WRITTEN REQUEST
Collect each line holding the string "sets".

SOURCE DATA
┄┄┄┄┄┄┄┄┄┄┄┄┄┄┄┄┄┄┄┄
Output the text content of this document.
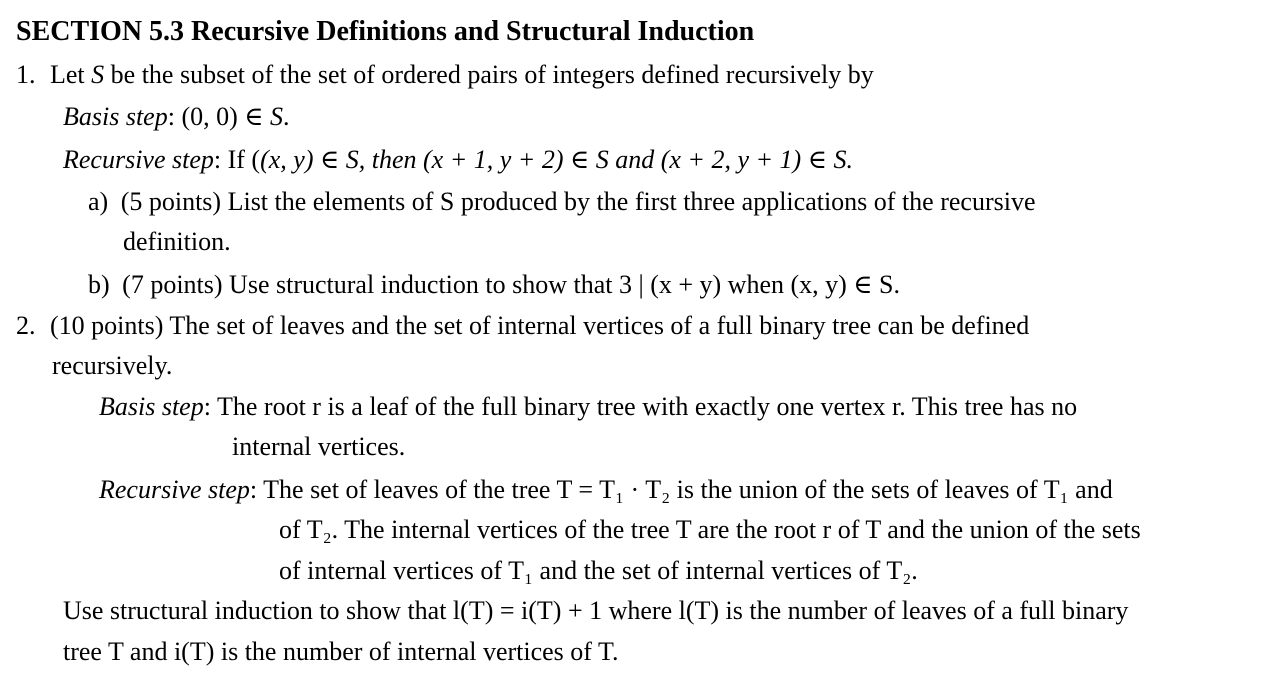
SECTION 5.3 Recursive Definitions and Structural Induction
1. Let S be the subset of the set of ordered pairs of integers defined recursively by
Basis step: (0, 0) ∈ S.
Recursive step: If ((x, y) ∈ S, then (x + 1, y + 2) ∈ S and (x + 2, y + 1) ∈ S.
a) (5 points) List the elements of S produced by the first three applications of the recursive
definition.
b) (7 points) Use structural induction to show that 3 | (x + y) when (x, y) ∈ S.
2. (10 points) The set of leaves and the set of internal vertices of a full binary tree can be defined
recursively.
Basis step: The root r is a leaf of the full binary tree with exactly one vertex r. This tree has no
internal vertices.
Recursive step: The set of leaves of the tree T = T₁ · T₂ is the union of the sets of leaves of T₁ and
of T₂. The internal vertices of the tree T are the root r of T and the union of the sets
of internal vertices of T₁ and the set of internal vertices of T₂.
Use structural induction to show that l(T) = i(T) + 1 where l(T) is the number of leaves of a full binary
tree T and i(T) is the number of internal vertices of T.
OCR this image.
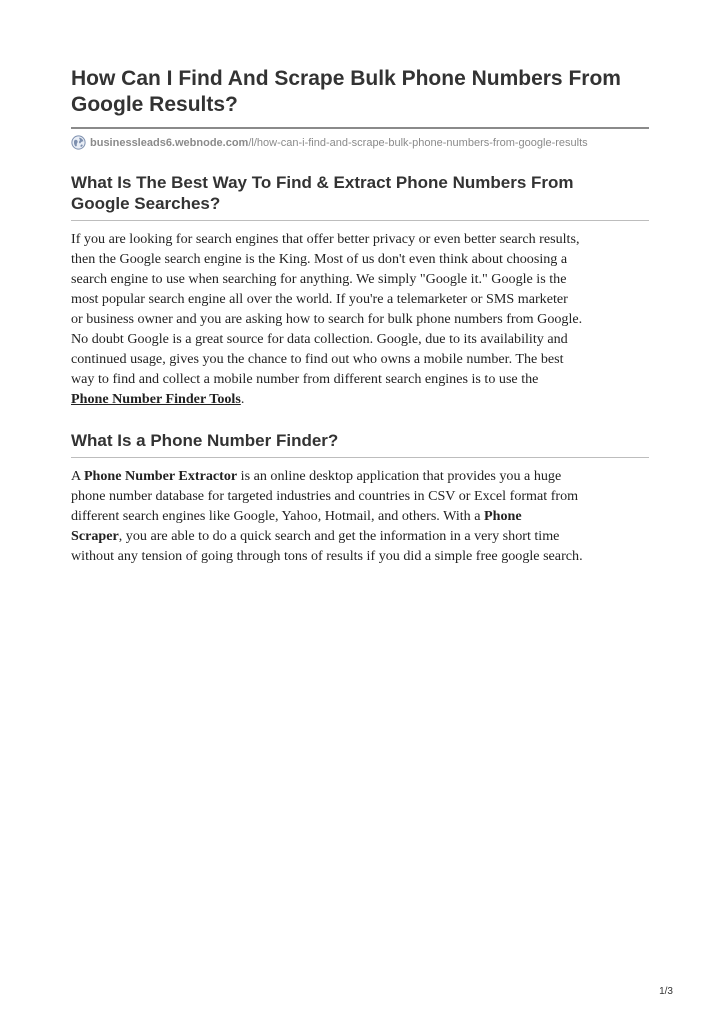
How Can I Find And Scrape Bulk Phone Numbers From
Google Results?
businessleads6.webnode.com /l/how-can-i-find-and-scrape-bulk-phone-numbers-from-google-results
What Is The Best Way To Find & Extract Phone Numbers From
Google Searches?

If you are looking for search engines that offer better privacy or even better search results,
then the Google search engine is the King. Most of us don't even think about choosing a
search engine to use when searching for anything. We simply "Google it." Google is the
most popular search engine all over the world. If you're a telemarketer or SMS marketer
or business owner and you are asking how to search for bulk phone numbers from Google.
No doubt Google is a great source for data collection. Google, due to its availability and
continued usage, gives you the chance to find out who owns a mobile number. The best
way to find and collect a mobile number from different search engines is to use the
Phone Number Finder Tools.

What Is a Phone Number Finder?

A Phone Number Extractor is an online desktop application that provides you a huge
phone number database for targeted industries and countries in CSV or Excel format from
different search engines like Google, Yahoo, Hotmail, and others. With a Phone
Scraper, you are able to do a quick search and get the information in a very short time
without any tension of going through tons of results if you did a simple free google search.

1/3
┄┄┄┄┄┄┄┄┄┄┄┄┄┄┄┄┄┄┄┄
WRITTEN RESPONSE
Recursive step: The set of leaves of the tree T = T₁ · T₂ is the union of the sets of leaves of T₁ and
of T₂. The internal vertices of the tree T are the root r of T and the union of the sets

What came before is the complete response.